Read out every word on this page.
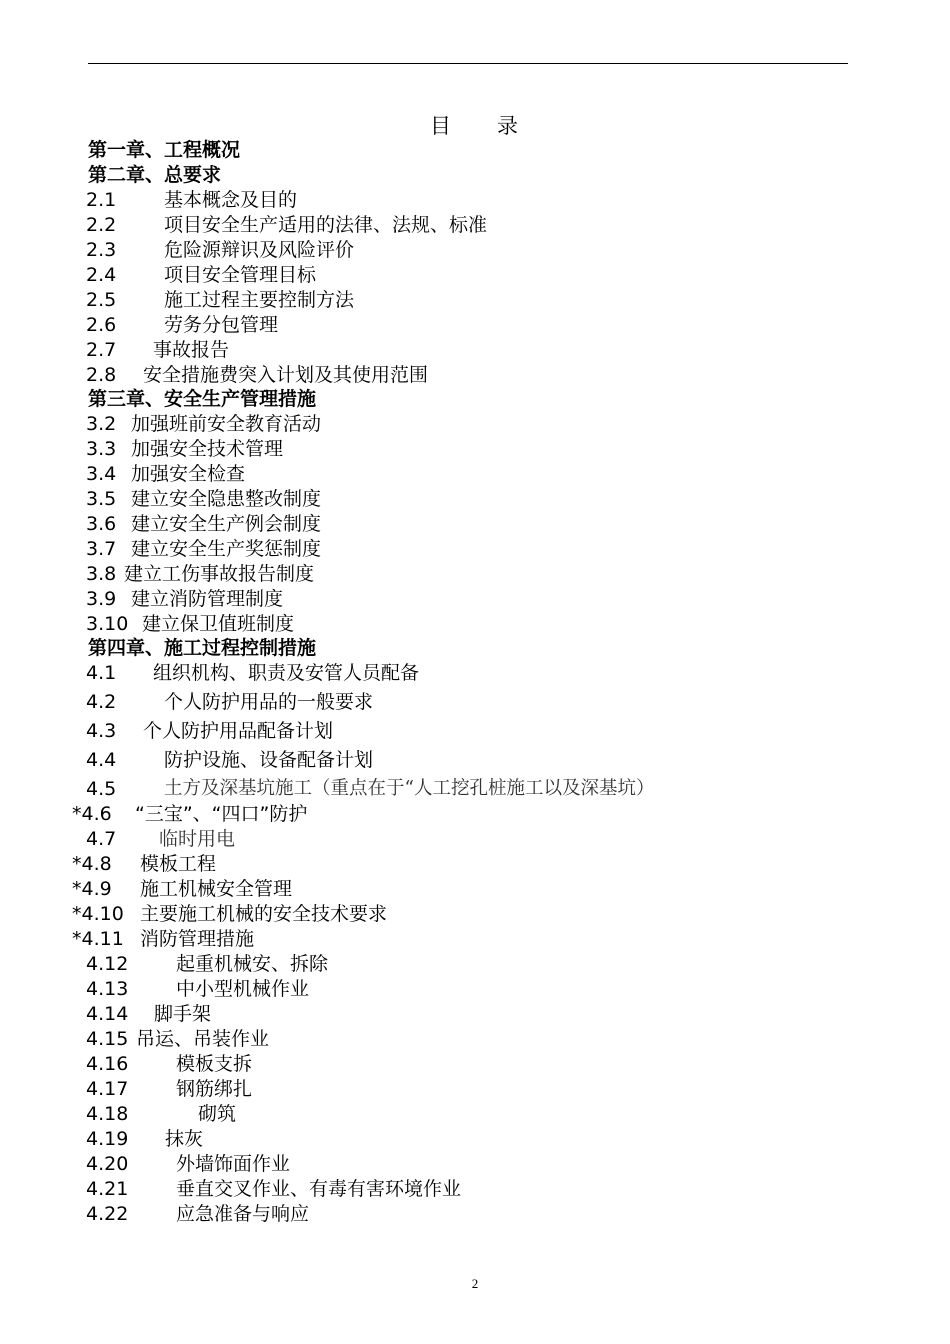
目 录
第一章、工程概况
第二章、总要求
2.1	基本概念及目的
2.2	项目安全生产适用的法律、法规、标准
2.3	危险源辩识及风险评价
2.4	项目安全管理目标
2.5	施工过程主要控制方法
2.6	劳务分包管理
2.7 事故报告
2.8 安全措施费突入计划及其使用范围
第三章、安全生产管理措施
3.2 加强班前安全教育活动
3.3 加强安全技术管理
3.4 加强安全检查
3.5 建立安全隐患整改制度
3.6 建立安全生产例会制度
3.7 建立安全生产奖惩制度
3.8 建立工伤事故报告制度
3.9 建立消防管理制度
3.10 建立保卫值班制度
第四章、施工过程控制措施
4.1 组织机构、职责及安管人员配备
4.2	个人防护用品的一般要求
4.3 个人防护用品配备计划
4.4	防护设施、设备配备计划
4.5	土方及深基坑施工（重点在于“人工挖孔桩施工以及深基坑）
*4.6 “三宝”、“四口”防护
4.7 临时用电
*4.8 模板工程
*4.9 施工机械安全管理
*4.10 主要施工机械的安全技术要求
*4.11 消防管理措施
4.12	起重机械安、拆除
4.13	中小型机械作业
4.14 脚手架
4.15 吊运、吊装作业
4.16	模板支拆
4.17	钢筋绑扎
4.18	砌筑
4.19 抹灰
4.20	外墙饰面作业
4.21	垂直交叉作业、有毒有害环境作业
4.22	应急准备与响应
2
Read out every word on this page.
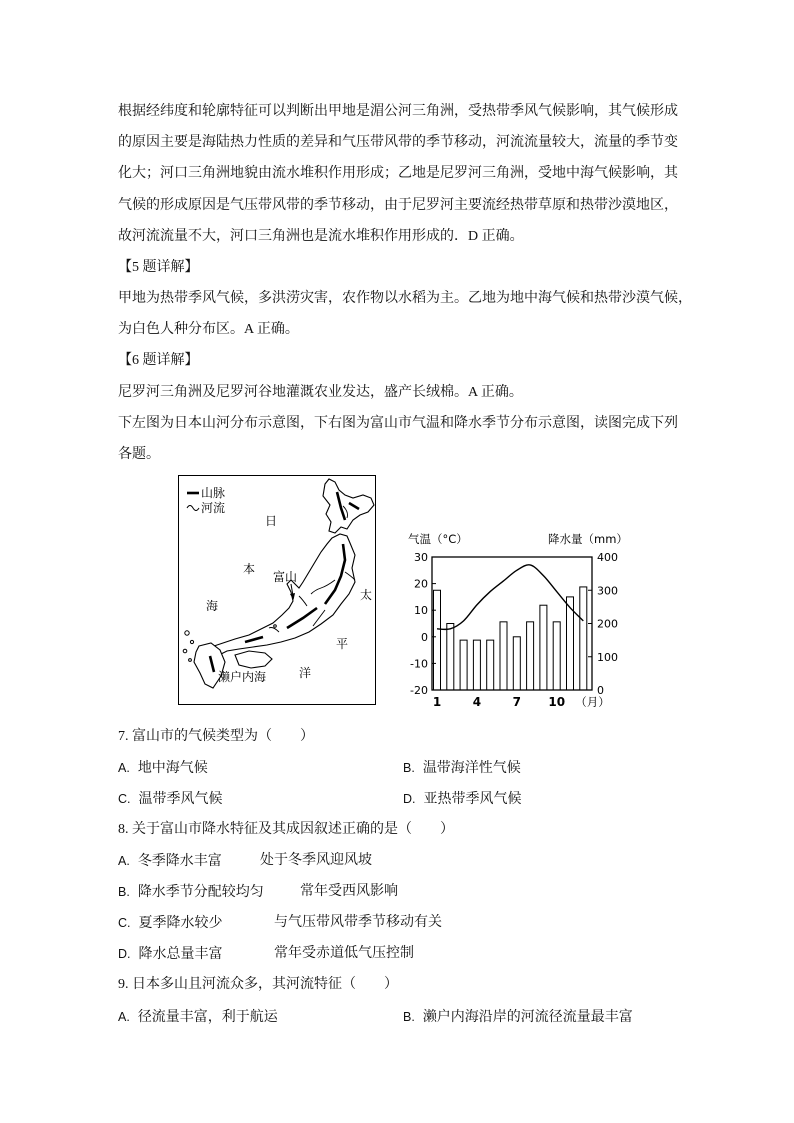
根据经纬度和轮廓特征可以判断出甲地是湄公河三角洲，受热带季风气候影响，其气候形成
的原因主要是海陆热力性质的差异和气压带风带的季节移动，河流流量较大，流量的季节变
化大；河口三角洲地貌由流水堆积作用形成；乙地是尼罗河三角洲，受地中海气候影响，其
气候的形成原因是气压带风带的季节移动，由于尼罗河主要流经热带草原和热带沙漠地区，
故河流流量不大，河口三角洲也是流水堆积作用形成的．D 正确。
【5 题详解】
甲地为热带季风气候，多洪涝灾害，农作物以水稻为主。乙地为地中海气候和热带沙漠气候，
为白色人种分布区。A 正确。
【6 题详解】
尼罗河三角洲及尼罗河谷地灌溉农业发达，盛产长绒棉。A 正确。
下左图为日本山河分布示意图，下右图为富山市气温和降水季节分布示意图，读图完成下列
各题。
山脉
河流
日
本
海
富山
太
平
洋
濑户内海
气温（°C）	降水量（mm）
30
20
10
0
-10
-20
400
300
200
100
0
1	4	7 10 （月）
7. 富山市的气候类型为（　　）
A. 地中海气候	B. 温带海洋性气候
C. 温带季风气候	D. 亚热带季风气候
8. 关于富山市降水特征及其成因叙述正确的是（　　）
A. 冬季降水丰富	处于冬季风迎风坡
B. 降水季节分配较均匀	常年受西风影响
C. 夏季降水较少	与气压带风带季节移动有关
D. 降水总量丰富	常年受赤道低气压控制
9. 日本多山且河流众多，其河流特征（　　）
A. 径流量丰富，利于航运	B. 濑户内海沿岸的河流径流量最丰富
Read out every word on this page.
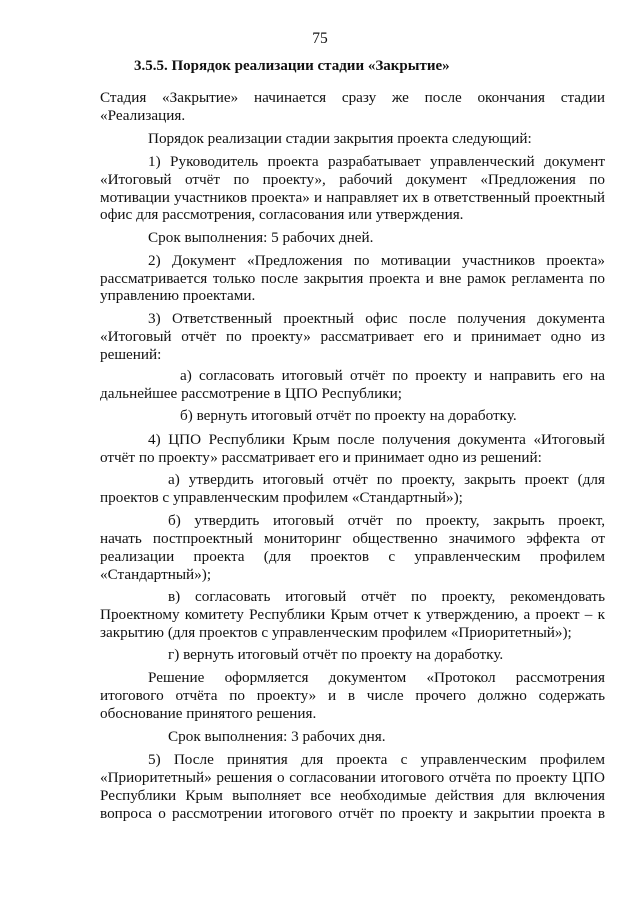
75
3.5.5. Порядок реализации стадии «Закрытие»
Стадия «Закрытие» начинается сразу же после окончания стадии
«Реализация.
Порядок реализации стадии закрытия проекта следующий:
1) Руководитель проекта разрабатывает управленческий документ
«Итоговый отчёт по проекту», рабочий документ «Предложения по
мотивации участников проекта» и направляет их в ответственный проектный
офис для рассмотрения, согласования или утверждения.
Срок выполнения: 5 рабочих дней.
2) Документ «Предложения по мотивации участников проекта»
рассматривается только после закрытия проекта и вне рамок регламента по
управлению проектами.
3) Ответственный проектный офис после получения документа
«Итоговый отчёт по проекту» рассматривает его и принимает одно из
решений:
а) согласовать итоговый отчёт по проекту и направить его на
дальнейшее рассмотрение в ЦПО Республики;
б) вернуть итоговый отчёт по проекту на доработку.
4) ЦПО Республики Крым после получения документа «Итоговый
отчёт по проекту» рассматривает его и принимает одно из решений:
а) утвердить итоговый отчёт по проекту, закрыть проект (для
проектов с управленческим профилем «Стандартный»);
б) утвердить итоговый отчёт по проекту, закрыть проект,
начать постпроектный мониторинг общественно значимого эффекта от
реализации проекта (для проектов с управленческим профилем
«Стандартный»);
в) согласовать итоговый отчёт по проекту, рекомендовать
Проектному комитету Республики Крым отчет к утверждению, а проект – к
закрытию (для проектов с управленческим профилем «Приоритетный»);
г) вернуть итоговый отчёт по проекту на доработку.
Решение оформляется документом «Протокол рассмотрения
итогового отчёта по проекту» и в числе прочего должно содержать
обоснование принятого решения.
Срок выполнения: 3 рабочих дня.
5) После принятия для проекта с управленческим профилем
«Приоритетный» решения о согласовании итогового отчёта по проекту ЦПО
Республики Крым выполняет все необходимые действия для включения
вопроса о рассмотрении итогового отчёт по проекту и закрытии проекта в
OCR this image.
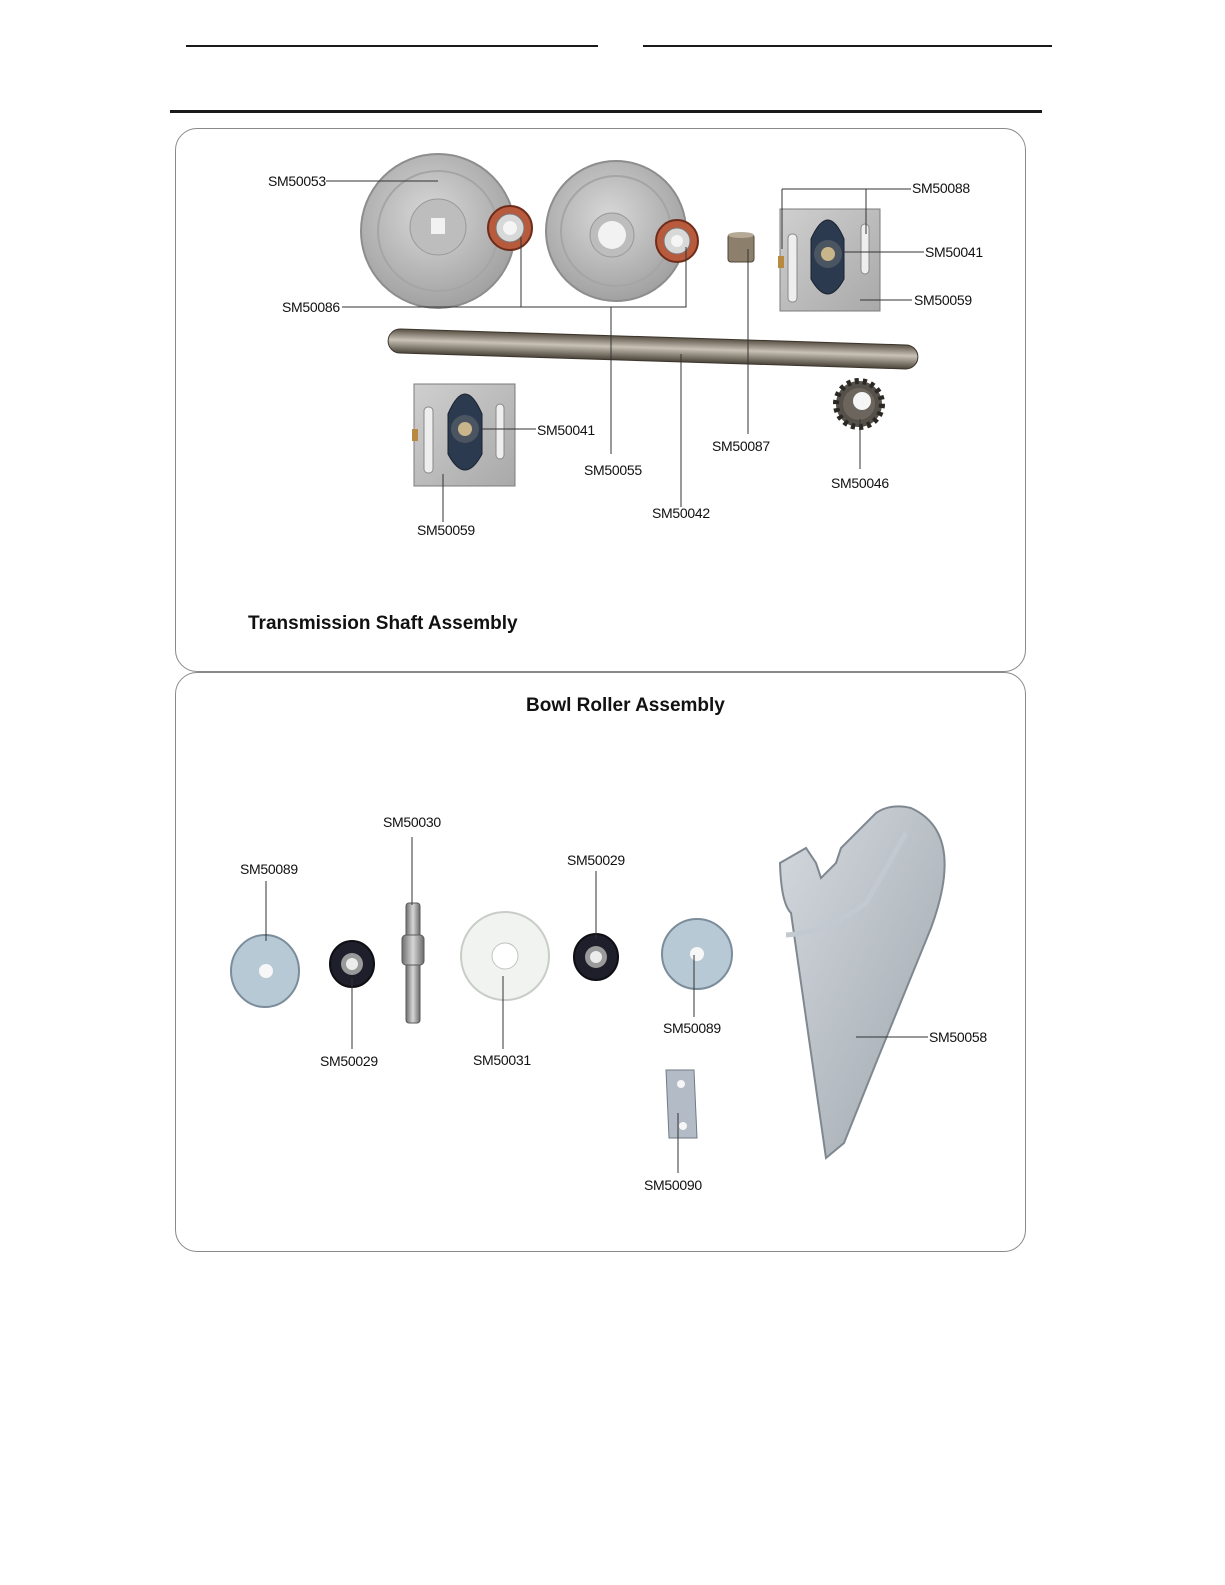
SM50053
SM50086
SM50088
SM50041
SM50059
SM50041
SM50087
SM50055
SM50046
SM50042
SM50059
Transmission Shaft Assembly
Bowl Roller Assembly
SM50089
SM50030
SM50029
SM50089
SM50058
SM50029	SM50031
SM50090
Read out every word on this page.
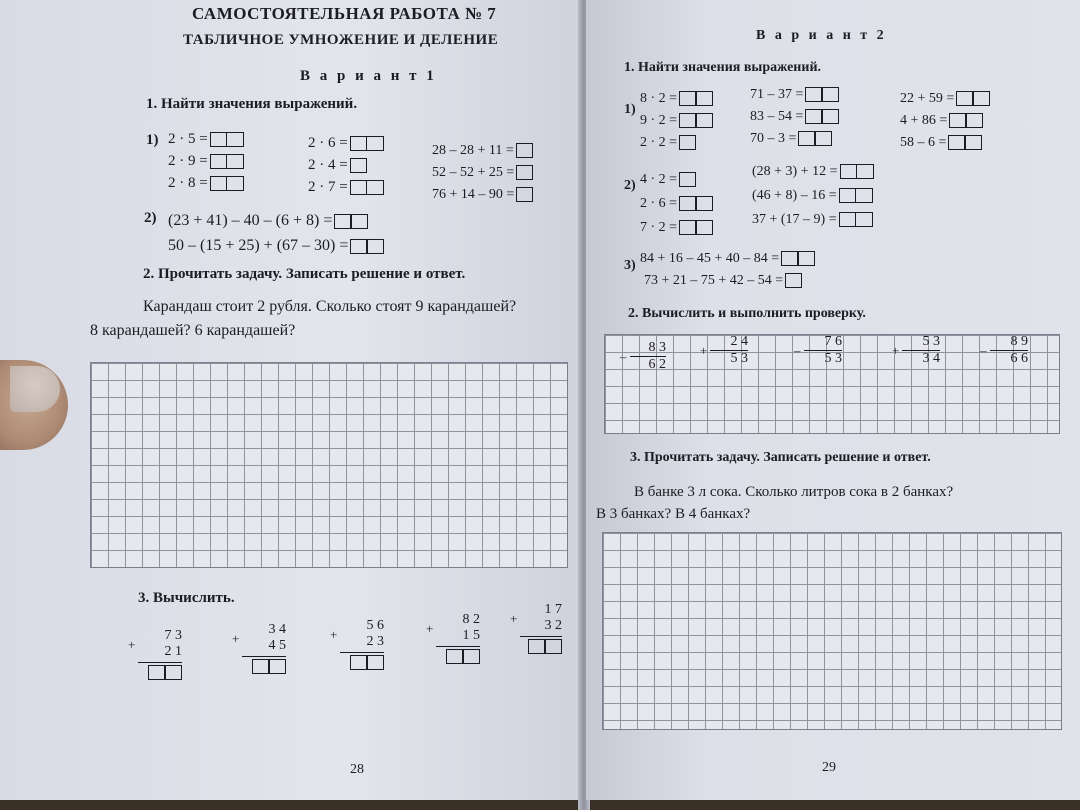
САМОСТОЯТЕЛЬНАЯ РАБОТА № 7
ТАБЛИЧНОЕ УМНОЖЕНИЕ И ДЕЛЕНИЕ
В а р и а н т 1
1. Найти значения выражений.
1) 2 · 5 =
2 · 9 =
2 · 8 =
2 · 6 =
2 · 4 =
2 · 7 =
28 – 28 + 11 =
52 – 52 + 25 =
76 + 14 – 90 =
2) (23 + 41) – 40 – (6 + 8) =
50 – (15 + 25) + (67 – 30) =
2. Прочитать задачу. Записать решение и ответ.
Карандаш стоит 2 рубля. Сколько стоят 9 карандашей?
8 карандашей? 6 карандашей?
3. Вычислить.
+
7 3
2 1
+
3 4
4 5
+
5 6
2 3
+
8 2
1 5
+
1 7
3 2
28
В а р и а н т 2
1. Найти значения выражений.
1)
8 · 2 =
9 · 2 =
2 · 2 =
71 – 37 =
83 – 54 =
70 – 3 =
22 + 59 =
4 + 86 =
58 – 6 =
2) 4 · 2 =
2 · 6 =
7 · 2 =
(28 + 3) + 12 =
(46 + 8) – 16 =
37 + (17 – 9) =
3) 84 + 16 – 45 + 40 – 84 =
73 + 21 – 75 + 42 – 54 =
2. Вычислить и выполнить проверку.
–
8 3
6 2
+
2 4
5 3
–
7 6
5 3
+
5 3
3 4
–
8 9
6 6
3. Прочитать задачу. Записать решение и ответ.
В банке 3 л сока. Сколько литров сока в 2 банках?
В 3 банках? В 4 банках?
29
════════════════════
*Task brief*. From the listing above, copy out each line where the word "участников" appears.

*Output*.
мотивации участников проекта» и направляет их в ответственный проектный
2) Документ «Предложения по мотивации участников проекта»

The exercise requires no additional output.